» Problem to solve:
Retype all of the data exactly as given.

» Dataset records:
+++++

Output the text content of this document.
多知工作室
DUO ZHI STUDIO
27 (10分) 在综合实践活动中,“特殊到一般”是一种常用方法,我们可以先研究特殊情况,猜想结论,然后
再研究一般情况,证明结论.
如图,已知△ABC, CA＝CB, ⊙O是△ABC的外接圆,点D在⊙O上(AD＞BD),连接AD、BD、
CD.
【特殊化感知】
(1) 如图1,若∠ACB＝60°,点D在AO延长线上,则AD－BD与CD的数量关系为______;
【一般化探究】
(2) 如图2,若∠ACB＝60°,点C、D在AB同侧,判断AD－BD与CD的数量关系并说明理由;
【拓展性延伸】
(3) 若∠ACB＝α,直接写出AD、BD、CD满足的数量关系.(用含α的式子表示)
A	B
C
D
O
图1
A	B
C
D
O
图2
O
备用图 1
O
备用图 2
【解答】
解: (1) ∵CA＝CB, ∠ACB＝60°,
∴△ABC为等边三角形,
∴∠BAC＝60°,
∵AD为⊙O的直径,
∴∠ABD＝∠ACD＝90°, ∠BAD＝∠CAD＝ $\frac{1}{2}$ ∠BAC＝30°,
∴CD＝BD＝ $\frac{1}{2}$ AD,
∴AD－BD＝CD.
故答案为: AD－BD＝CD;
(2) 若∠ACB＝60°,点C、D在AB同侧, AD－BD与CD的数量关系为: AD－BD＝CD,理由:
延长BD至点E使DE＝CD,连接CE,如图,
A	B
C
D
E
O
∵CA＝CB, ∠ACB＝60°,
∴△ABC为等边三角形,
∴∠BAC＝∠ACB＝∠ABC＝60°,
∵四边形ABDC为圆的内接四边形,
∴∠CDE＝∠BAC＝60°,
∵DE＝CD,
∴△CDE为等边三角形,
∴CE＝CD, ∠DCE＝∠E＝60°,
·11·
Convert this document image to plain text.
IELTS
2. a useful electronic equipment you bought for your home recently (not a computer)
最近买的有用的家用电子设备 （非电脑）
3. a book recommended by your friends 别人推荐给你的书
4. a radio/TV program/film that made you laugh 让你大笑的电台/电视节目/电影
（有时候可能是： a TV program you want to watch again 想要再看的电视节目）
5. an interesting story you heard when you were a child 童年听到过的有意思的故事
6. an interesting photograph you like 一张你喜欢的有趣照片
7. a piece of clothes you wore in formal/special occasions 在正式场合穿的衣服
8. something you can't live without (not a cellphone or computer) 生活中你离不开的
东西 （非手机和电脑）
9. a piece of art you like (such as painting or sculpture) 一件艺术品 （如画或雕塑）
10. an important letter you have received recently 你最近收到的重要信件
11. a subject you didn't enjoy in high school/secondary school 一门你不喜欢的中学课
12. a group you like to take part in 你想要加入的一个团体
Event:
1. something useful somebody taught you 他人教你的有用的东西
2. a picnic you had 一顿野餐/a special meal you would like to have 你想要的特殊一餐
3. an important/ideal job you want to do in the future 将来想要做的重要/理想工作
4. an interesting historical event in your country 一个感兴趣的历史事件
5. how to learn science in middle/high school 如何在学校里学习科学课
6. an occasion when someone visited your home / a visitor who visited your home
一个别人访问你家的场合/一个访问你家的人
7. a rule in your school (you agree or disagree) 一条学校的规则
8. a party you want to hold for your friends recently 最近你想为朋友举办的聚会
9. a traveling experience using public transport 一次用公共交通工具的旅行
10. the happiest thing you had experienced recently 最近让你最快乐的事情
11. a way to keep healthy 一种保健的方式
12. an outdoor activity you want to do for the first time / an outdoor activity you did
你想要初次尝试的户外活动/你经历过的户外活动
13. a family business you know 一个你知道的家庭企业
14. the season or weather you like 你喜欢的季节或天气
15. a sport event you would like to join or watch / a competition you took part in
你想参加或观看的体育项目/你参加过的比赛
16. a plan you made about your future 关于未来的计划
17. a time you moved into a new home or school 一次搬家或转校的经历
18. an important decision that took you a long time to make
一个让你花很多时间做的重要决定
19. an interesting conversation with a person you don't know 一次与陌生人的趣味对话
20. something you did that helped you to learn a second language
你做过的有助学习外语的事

+++++

» Solved problem:
Output the text content of this document.
多知工作室
DUO ZHI STUDIO
27 (10分) 在综合实践活动中,“特殊到一般”是一种常用方法,我们可以先研究特殊情况,猜想结论,然后
再研究一般情况,证明结论.
如图,已知△ABC, CA＝CB, ⊙O是△ABC的外接圆,点D在⊙O上(AD＞BD),连接AD、BD、
CD.
【特殊化感知】
(1) 如图1,若∠ACB＝60°,点D在AO延长线上,则AD－BD与CD的数量关系为______;
【一般化探究】
(2) 如图2,若∠ACB＝60°,点C、D在AB同侧,判断AD－BD与CD的数量关系并说明理由;
【拓展性延伸】
(3) 若∠ACB＝α,直接写出AD、BD、CD满足的数量关系.(用含α的式子表示)
A	B
C
D
O
图1
A	B
C
D
O
图2
O
备用图 1
O
备用图 2
【解答】
解: (1) ∵CA＝CB, ∠ACB＝60°,
∴△ABC为等边三角形,
∴∠BAC＝60°,
∵AD为⊙O的直径,
∴∠ABD＝∠ACD＝90°, ∠BAD＝∠CAD＝ $\frac{1}{2}$ ∠BAC＝30°,
∴CD＝BD＝ $\frac{1}{2}$ AD,
∴AD－BD＝CD.
故答案为: AD－BD＝CD;
(2) 若∠ACB＝60°,点C、D在AB同侧, AD－BD与CD的数量关系为: AD－BD＝CD,理由:
延长BD至点E使DE＝CD,连接CE,如图,
A	B
C
D
E
O
∵CA＝CB, ∠ACB＝60°,
∴△ABC为等边三角形,
∴∠BAC＝∠ACB＝∠ABC＝60°,
∵四边形ABDC为圆的内接四边形,
∴∠CDE＝∠BAC＝60°,
∵DE＝CD,
∴△CDE为等边三角形,
∴CE＝CD, ∠DCE＝∠E＝60°,
·11·
Convert this document image to plain text.
IELTS
2. a useful electronic equipment you bought for your home recently (not a computer)
最近买的有用的家用电子设备 （非电脑）
3. a book recommended by your friends 别人推荐给你的书
4. a radio/TV program/film that made you laugh 让你大笑的电台/电视节目/电影
（有时候可能是： a TV program you want to watch again 想要再看的电视节目）
5. an interesting story you heard when you were a child 童年听到过的有意思的故事
6. an interesting photograph you like 一张你喜欢的有趣照片
7. a piece of clothes you wore in formal/special occasions 在正式场合穿的衣服
8. something you can't live without (not a cellphone or computer) 生活中你离不开的
东西 （非手机和电脑）
9. a piece of art you like (such as painting or sculpture) 一件艺术品 （如画或雕塑）
10. an important letter you have received recently 你最近收到的重要信件
11. a subject you didn't enjoy in high school/secondary school 一门你不喜欢的中学课
12. a group you like to take part in 你想要加入的一个团体
Event:
1. something useful somebody taught you 他人教你的有用的东西
2. a picnic you had 一顿野餐/a special meal you would like to have 你想要的特殊一餐
3. an important/ideal job you want to do in the future 将来想要做的重要/理想工作
4. an interesting historical event in your country 一个感兴趣的历史事件
5. how to learn science in middle/high school 如何在学校里学习科学课
6. an occasion when someone visited your home / a visitor who visited your home
一个别人访问你家的场合/一个访问你家的人
7. a rule in your school (you agree or disagree) 一条学校的规则
8. a party you want to hold for your friends recently 最近你想为朋友举办的聚会
9. a traveling experience using public transport 一次用公共交通工具的旅行
10. the happiest thing you had experienced recently 最近让你最快乐的事情
11. a way to keep healthy 一种保健的方式
12. an outdoor activity you want to do for the first time / an outdoor activity you did
你想要初次尝试的户外活动/你经历过的户外活动
13. a family business you know 一个你知道的家庭企业
14. the season or weather you like 你喜欢的季节或天气
15. a sport event you would like to join or watch / a competition you took part in
你想参加或观看的体育项目/你参加过的比赛
16. a plan you made about your future 关于未来的计划
17. a time you moved into a new home or school 一次搬家或转校的经历
18. an important decision that took you a long time to make
一个让你花很多时间做的重要决定
19. an interesting conversation with a person you don't know 一次与陌生人的趣味对话
20. something you did that helped you to learn a second language
你做过的有助学习外语的事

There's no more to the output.